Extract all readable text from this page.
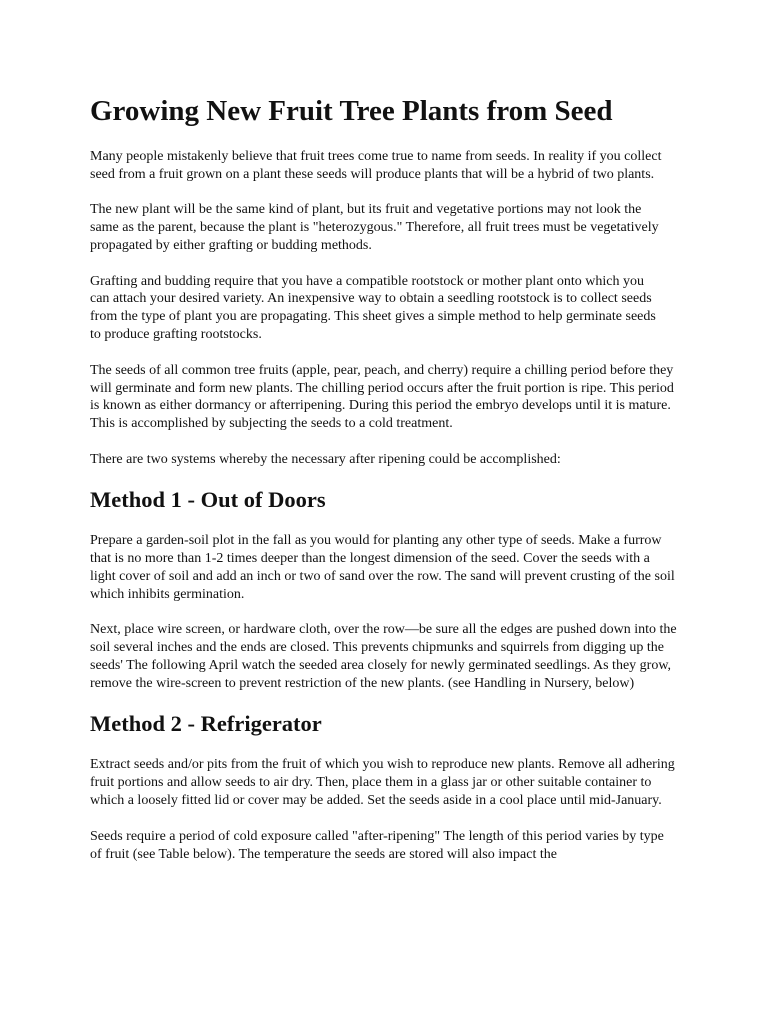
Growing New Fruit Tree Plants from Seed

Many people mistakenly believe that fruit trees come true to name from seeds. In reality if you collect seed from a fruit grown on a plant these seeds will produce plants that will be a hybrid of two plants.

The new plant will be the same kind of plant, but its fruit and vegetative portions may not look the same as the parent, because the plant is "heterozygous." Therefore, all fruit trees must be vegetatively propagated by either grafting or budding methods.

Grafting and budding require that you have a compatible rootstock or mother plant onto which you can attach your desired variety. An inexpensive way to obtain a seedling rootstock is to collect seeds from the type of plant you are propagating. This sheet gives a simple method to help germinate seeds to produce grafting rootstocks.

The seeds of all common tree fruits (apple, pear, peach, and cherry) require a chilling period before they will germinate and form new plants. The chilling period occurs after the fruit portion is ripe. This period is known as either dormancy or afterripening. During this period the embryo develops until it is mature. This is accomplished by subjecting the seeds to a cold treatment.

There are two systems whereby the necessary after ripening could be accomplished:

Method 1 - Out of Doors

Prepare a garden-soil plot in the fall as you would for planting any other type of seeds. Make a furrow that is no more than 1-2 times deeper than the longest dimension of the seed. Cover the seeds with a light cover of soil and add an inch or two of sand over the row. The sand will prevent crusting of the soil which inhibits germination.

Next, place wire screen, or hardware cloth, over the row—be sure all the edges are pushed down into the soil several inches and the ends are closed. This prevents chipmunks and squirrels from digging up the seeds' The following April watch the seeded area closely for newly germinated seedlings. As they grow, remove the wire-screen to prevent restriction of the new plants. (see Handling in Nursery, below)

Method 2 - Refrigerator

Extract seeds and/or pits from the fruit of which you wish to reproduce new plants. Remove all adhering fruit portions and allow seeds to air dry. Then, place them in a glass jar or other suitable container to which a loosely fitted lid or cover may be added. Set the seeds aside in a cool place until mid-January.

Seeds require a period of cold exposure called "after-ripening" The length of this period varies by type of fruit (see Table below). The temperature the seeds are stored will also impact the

- _EXERCISE PROMPT_
Print the complete listing exactly as it stands, without its pictures.

- _RESPONSE TO THE TASK_
Extract all readable text from this page.
Growing New Fruit Tree Plants from Seed

Many people mistakenly believe that fruit trees come true to name from seeds. In reality if you collect seed from a fruit grown on a plant these seeds will produce plants that will be a hybrid of two plants.

The new plant will be the same kind of plant, but its fruit and vegetative portions may not look the same as the parent, because the plant is "heterozygous." Therefore, all fruit trees must be vegetatively propagated by either grafting or budding methods.

Grafting and budding require that you have a compatible rootstock or mother plant onto which you can attach your desired variety. An inexpensive way to obtain a seedling rootstock is to collect seeds from the type of plant you are propagating. This sheet gives a simple method to help germinate seeds to produce grafting rootstocks.

The seeds of all common tree fruits (apple, pear, peach, and cherry) require a chilling period before they will germinate and form new plants. The chilling period occurs after the fruit portion is ripe. This period is known as either dormancy or afterripening. During this period the embryo develops until it is mature. This is accomplished by subjecting the seeds to a cold treatment.

There are two systems whereby the necessary after ripening could be accomplished:

Method 1 - Out of Doors

Prepare a garden-soil plot in the fall as you would for planting any other type of seeds. Make a furrow that is no more than 1-2 times deeper than the longest dimension of the seed. Cover the seeds with a light cover of soil and add an inch or two of sand over the row. The sand will prevent crusting of the soil which inhibits germination.

Next, place wire screen, or hardware cloth, over the row—be sure all the edges are pushed down into the soil several inches and the ends are closed. This prevents chipmunks and squirrels from digging up the seeds' The following April watch the seeded area closely for newly germinated seedlings. As they grow, remove the wire-screen to prevent restriction of the new plants. (see Handling in Nursery, below)

Method 2 - Refrigerator

Extract seeds and/or pits from the fruit of which you wish to reproduce new plants. Remove all adhering fruit portions and allow seeds to air dry. Then, place them in a glass jar or other suitable container to which a loosely fitted lid or cover may be added. Set the seeds aside in a cool place until mid-January.

Seeds require a period of cold exposure called "after-ripening" The length of this period varies by type of fruit (see Table below). The temperature the seeds are stored will also impact the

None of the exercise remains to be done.